SET EXERCISE
From the listing below, pick out each line with the word "viajes".

RECORDS TO PROCESS
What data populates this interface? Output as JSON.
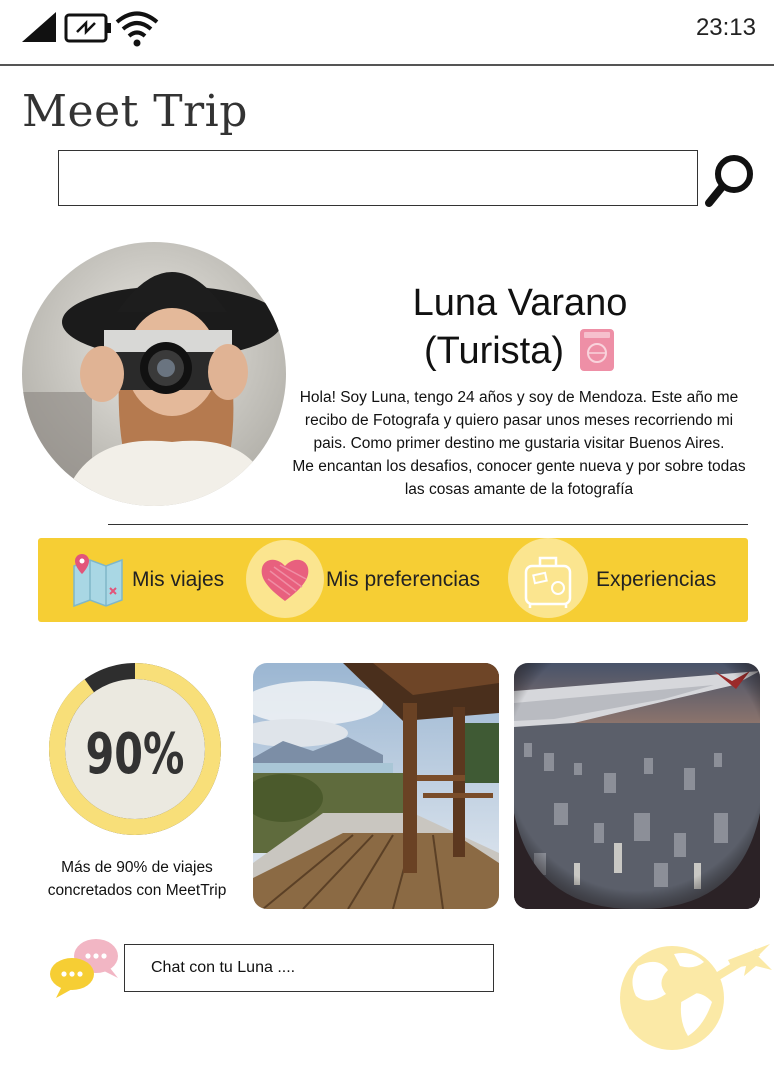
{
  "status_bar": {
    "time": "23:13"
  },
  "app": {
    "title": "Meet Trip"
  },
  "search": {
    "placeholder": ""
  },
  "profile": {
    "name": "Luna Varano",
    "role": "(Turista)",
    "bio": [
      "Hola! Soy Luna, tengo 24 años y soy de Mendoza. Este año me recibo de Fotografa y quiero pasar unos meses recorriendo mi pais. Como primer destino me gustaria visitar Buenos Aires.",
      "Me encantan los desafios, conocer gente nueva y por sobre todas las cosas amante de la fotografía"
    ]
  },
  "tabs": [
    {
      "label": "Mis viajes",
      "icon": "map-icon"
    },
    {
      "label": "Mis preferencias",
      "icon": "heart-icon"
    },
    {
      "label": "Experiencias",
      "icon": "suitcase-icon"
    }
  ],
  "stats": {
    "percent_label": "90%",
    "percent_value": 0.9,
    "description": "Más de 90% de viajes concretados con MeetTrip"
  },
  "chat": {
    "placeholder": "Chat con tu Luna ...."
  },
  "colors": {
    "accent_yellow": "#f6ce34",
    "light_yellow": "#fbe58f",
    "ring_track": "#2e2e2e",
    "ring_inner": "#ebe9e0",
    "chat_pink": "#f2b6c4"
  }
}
--
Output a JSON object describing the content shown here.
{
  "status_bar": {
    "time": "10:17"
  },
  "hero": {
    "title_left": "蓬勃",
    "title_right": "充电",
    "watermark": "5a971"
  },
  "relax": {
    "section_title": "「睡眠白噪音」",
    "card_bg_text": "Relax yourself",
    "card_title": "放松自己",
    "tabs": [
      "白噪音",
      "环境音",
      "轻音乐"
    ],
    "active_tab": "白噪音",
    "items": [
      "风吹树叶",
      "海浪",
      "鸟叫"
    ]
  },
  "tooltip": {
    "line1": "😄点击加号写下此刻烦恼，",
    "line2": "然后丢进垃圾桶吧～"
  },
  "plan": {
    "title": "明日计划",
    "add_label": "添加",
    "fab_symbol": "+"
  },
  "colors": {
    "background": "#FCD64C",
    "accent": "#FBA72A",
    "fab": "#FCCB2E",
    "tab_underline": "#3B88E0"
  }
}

THE RESPONSE
      "label": "Mis viajes",
    "description": "Más de 90% de viajes concretados con MeetTrip"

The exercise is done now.